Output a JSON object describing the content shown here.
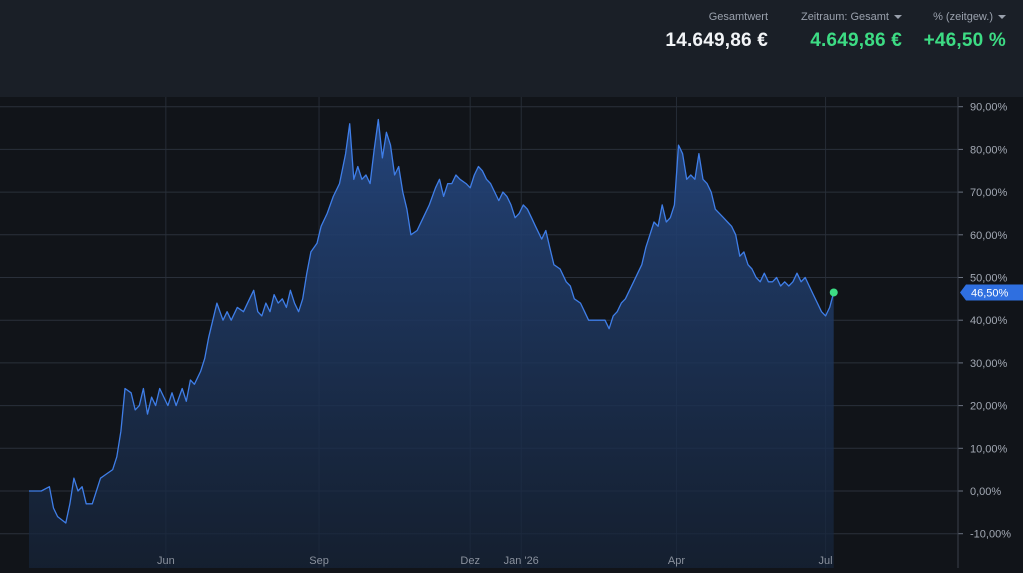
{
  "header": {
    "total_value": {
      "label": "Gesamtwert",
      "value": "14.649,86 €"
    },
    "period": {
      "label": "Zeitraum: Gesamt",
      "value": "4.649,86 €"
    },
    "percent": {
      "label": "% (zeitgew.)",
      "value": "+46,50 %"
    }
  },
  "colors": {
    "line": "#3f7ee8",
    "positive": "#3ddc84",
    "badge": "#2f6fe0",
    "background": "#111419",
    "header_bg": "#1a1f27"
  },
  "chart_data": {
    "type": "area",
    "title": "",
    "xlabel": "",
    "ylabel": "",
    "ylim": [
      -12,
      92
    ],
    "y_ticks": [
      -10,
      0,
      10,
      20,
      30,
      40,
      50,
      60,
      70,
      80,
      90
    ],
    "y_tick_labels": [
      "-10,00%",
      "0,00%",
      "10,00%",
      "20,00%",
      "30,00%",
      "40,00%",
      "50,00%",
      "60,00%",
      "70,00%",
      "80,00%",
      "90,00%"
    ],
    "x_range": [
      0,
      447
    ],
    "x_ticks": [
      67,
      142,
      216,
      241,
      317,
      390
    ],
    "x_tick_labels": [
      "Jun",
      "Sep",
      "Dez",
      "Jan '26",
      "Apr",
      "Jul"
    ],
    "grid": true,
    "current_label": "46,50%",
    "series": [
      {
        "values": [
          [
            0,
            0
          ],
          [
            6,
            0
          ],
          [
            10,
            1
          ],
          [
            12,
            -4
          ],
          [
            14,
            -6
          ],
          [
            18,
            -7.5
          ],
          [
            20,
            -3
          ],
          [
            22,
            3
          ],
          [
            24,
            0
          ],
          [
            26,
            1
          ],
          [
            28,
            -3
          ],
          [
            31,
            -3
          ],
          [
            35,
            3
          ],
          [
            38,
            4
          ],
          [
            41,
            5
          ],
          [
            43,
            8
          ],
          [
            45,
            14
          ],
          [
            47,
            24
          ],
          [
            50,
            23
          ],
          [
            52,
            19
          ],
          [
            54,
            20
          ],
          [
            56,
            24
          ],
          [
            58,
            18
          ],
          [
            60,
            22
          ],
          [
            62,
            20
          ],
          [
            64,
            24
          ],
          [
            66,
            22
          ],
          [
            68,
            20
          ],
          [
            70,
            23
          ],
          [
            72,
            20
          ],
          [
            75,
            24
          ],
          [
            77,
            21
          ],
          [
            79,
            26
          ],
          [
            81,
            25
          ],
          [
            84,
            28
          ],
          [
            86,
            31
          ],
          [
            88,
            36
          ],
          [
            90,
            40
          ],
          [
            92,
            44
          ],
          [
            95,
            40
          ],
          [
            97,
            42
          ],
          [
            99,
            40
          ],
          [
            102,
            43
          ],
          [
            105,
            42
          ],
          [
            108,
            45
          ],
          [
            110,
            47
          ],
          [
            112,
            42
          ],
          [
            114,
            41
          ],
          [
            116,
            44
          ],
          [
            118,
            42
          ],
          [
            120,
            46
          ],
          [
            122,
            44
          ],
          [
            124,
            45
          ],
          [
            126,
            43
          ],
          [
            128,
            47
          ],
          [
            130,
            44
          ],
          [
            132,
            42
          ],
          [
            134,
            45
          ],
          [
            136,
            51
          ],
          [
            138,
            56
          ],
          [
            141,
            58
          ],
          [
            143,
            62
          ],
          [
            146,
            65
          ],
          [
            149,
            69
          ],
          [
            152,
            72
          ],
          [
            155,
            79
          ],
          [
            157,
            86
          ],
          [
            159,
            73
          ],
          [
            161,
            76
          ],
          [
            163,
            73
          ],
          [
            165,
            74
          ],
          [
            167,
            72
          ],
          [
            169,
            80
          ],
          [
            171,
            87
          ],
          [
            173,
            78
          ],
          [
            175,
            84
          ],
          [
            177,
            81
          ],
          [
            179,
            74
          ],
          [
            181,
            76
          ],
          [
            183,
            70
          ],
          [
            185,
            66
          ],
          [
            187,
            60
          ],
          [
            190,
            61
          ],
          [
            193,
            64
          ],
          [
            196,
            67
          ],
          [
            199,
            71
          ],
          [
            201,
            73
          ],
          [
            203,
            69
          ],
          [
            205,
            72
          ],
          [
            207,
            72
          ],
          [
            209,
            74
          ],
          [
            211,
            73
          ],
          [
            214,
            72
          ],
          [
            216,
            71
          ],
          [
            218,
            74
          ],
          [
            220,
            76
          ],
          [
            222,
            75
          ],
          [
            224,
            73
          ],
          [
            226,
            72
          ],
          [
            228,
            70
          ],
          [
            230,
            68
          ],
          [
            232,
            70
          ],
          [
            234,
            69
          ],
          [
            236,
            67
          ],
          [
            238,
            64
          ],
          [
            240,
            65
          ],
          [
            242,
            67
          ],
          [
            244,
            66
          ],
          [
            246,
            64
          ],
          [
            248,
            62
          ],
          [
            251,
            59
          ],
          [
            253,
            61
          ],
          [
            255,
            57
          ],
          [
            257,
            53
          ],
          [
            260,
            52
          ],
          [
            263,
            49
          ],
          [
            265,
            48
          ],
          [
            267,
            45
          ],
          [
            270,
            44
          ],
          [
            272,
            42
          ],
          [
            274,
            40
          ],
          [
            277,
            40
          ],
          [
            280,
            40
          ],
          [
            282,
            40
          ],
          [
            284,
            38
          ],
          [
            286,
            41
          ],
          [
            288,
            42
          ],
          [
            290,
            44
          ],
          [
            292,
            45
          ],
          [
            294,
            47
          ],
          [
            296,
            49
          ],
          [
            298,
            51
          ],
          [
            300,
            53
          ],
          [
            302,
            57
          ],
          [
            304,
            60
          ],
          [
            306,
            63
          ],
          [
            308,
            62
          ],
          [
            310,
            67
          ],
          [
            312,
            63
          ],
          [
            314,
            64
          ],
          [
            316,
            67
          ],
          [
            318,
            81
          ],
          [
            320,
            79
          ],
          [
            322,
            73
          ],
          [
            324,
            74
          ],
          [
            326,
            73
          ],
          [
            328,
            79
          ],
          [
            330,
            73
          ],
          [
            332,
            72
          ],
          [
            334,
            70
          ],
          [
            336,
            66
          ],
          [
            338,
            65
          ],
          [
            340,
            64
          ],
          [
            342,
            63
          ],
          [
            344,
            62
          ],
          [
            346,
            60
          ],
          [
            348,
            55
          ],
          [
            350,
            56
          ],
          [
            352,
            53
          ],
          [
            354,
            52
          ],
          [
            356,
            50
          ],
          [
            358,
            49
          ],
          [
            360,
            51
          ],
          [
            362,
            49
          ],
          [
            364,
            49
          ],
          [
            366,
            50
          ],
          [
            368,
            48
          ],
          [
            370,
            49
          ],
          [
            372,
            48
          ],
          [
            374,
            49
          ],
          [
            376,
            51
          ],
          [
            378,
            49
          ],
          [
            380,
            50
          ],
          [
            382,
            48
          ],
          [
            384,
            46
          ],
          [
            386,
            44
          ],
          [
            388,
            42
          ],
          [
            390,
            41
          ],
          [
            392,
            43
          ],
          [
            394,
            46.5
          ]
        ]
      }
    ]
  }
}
━━━━━━━━
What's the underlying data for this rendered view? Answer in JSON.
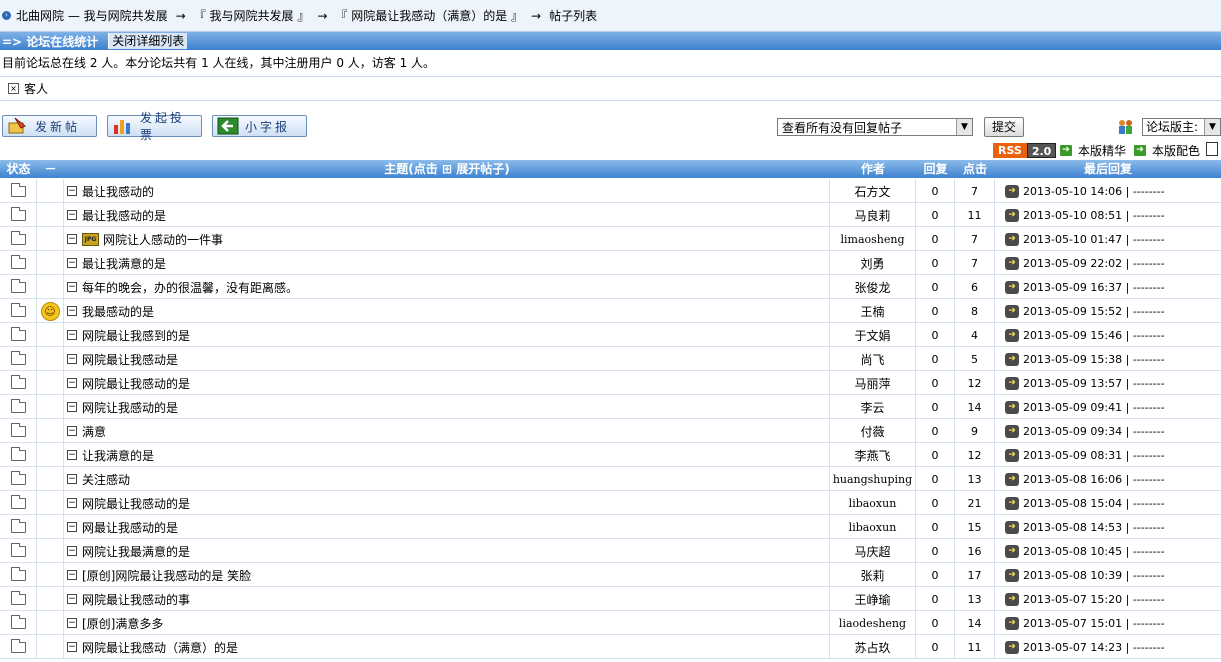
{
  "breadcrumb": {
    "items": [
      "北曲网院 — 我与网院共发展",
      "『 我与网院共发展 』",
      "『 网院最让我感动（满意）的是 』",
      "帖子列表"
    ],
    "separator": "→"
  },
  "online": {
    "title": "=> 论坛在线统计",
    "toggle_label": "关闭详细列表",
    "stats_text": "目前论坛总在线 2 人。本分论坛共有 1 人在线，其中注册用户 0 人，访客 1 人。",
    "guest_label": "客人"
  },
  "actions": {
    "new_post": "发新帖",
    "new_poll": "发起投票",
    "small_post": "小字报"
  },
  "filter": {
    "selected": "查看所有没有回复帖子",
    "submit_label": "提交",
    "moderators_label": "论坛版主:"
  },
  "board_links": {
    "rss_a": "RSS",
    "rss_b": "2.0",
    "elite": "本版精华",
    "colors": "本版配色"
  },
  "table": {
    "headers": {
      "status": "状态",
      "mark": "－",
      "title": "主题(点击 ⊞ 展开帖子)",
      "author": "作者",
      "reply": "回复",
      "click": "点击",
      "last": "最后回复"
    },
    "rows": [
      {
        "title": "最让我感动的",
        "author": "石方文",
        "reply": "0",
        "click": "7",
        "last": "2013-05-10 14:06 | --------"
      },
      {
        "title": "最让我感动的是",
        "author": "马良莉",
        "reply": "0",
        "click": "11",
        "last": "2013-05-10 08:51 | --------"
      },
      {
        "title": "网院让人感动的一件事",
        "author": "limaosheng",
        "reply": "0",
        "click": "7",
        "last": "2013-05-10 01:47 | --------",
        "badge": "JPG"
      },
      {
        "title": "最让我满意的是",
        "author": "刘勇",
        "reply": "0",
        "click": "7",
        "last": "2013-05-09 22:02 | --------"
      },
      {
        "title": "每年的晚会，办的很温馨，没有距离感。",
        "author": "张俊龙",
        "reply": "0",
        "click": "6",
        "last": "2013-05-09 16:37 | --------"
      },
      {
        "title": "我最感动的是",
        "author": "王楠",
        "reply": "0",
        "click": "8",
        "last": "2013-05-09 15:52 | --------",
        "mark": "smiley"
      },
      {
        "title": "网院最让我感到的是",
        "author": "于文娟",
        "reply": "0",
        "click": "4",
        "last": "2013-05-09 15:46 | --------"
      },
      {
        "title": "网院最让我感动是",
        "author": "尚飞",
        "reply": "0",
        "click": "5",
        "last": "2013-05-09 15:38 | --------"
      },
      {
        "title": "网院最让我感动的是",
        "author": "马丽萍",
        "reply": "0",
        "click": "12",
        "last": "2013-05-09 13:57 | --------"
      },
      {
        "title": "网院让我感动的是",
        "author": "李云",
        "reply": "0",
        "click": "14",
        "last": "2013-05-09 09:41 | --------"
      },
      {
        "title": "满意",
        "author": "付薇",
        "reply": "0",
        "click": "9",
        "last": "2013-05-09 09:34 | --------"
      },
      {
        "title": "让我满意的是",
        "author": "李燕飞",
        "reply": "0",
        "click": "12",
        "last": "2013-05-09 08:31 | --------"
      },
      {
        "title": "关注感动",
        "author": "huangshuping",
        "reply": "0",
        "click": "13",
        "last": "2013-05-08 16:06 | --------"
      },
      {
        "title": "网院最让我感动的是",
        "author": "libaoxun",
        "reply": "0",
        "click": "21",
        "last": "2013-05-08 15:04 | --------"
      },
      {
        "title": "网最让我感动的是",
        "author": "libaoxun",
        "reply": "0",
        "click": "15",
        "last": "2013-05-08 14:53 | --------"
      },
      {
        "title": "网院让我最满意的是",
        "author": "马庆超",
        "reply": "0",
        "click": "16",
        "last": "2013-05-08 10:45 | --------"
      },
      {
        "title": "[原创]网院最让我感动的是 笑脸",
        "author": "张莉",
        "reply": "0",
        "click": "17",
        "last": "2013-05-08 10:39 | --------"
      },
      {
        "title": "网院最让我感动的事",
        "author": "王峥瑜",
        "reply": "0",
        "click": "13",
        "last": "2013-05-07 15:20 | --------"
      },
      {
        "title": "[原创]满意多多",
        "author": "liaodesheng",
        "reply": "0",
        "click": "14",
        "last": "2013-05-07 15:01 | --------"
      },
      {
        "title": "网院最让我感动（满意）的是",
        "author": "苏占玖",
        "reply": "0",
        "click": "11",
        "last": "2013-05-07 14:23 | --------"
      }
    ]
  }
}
━━━━━━━━
WHAT IS REQUIRED ->
What is the number of lines in the data that hold the word "JSON"? Reply with that number and nothing else.

RESPONSE ->
2